- [TASK INSTRUCTIONS]: Give only the number of lines in the data that contain the word "Каляева".
++++ EXTRACTED INFORMATION ++++
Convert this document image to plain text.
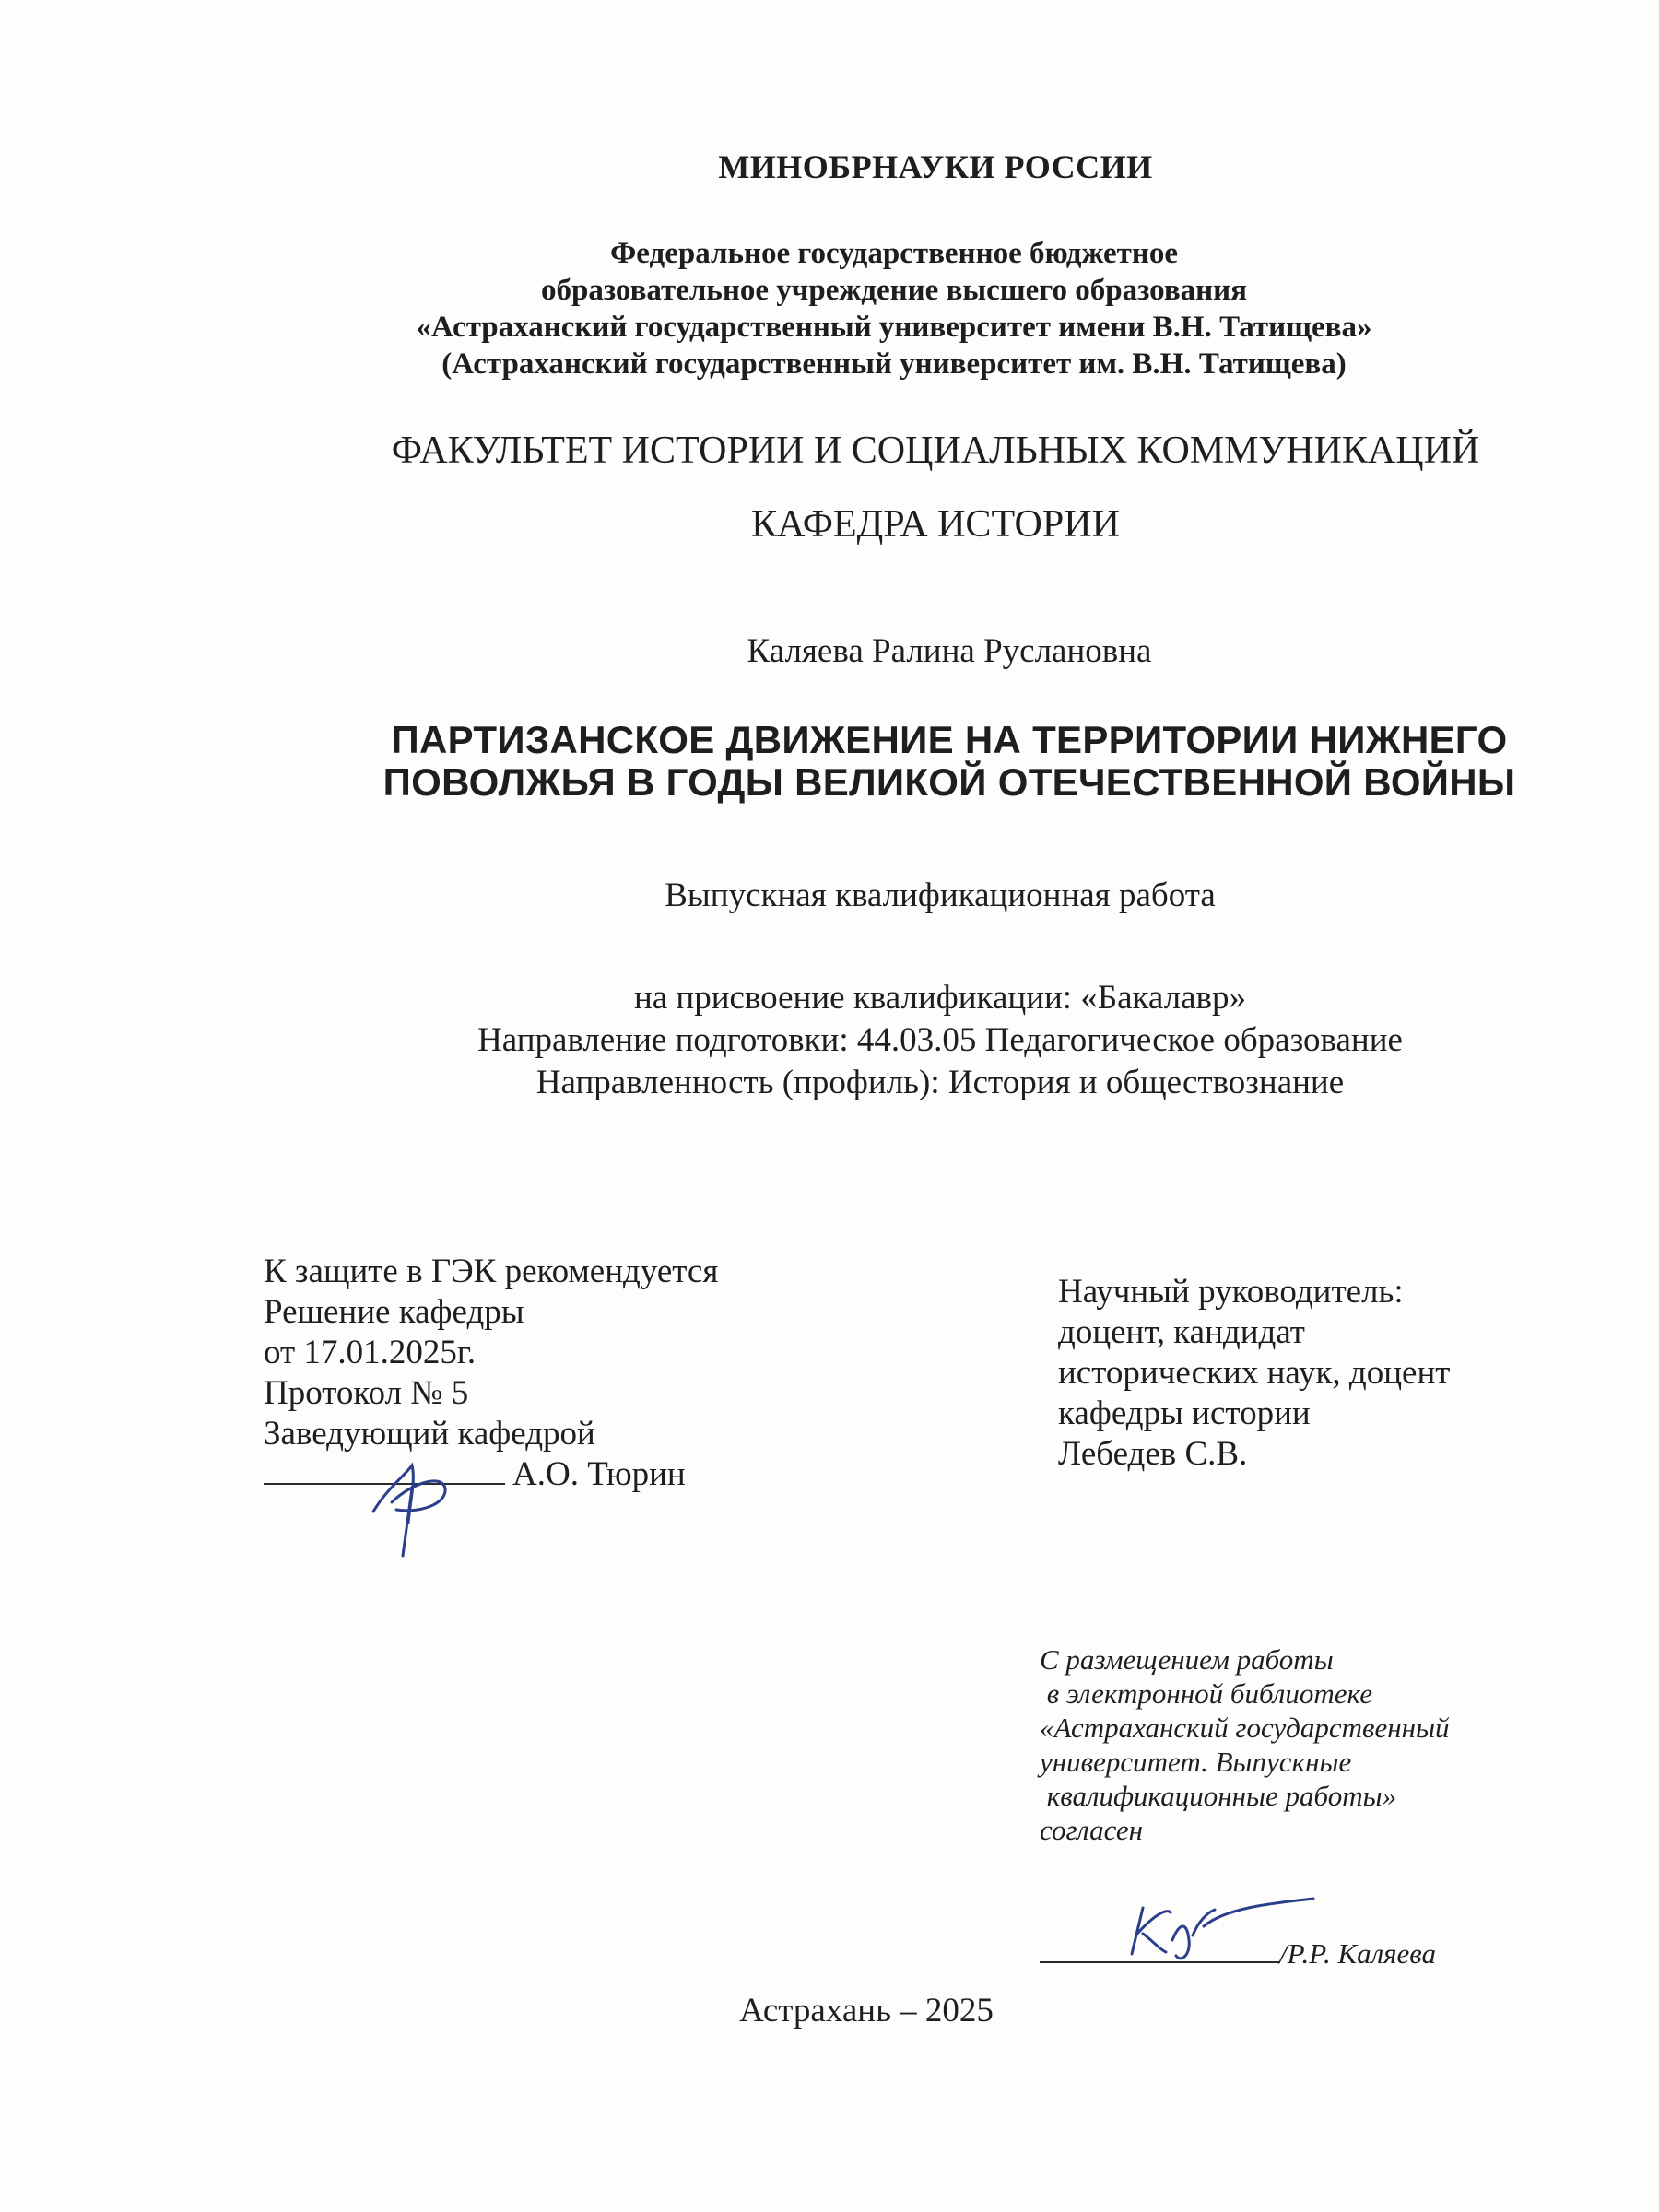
МИНОБРНАУКИ РОССИИ
Федеральное государственное бюджетное
образовательное учреждение высшего образования
«Астраханский государственный университет имени В.Н. Татищева»
(Астраханский государственный университет им. В.Н. Татищева)
ФАКУЛЬТЕТ ИСТОРИИ И СОЦИАЛЬНЫХ КОММУНИКАЦИЙ
КАФЕДРА ИСТОРИИ
Каляева Ралина Руслановна
ПАРТИЗАНСКОЕ ДВИЖЕНИЕ НА ТЕРРИТОРИИ НИЖНЕГО
ПОВОЛЖЬЯ В ГОДЫ ВЕЛИКОЙ ОТЕЧЕСТВЕННОЙ ВОЙНЫ
Выпускная квалификационная работа
на присвоение квалификации: «Бакалавр»
Направление подготовки: 44.03.05 Педагогическое образование
Направленность (профиль): История и обществознание
К защите в ГЭК рекомендуется
Решение кафедры
от 17.01.2025г.
Протокол № 5
Заведующий кафедрой
А.О. Тюрин
Научный руководитель:
доцент, кандидат
исторических наук, доцент
кафедры истории
Лебедев С.В.
С размещением работы
в электронной библиотеке
«Астраханский государственный
университет. Выпускные
квалификационные работы»
согласен
/Р.Р. Каляева
Астрахань – 2025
++++
- [ANSWER TO THIS TASK]: 2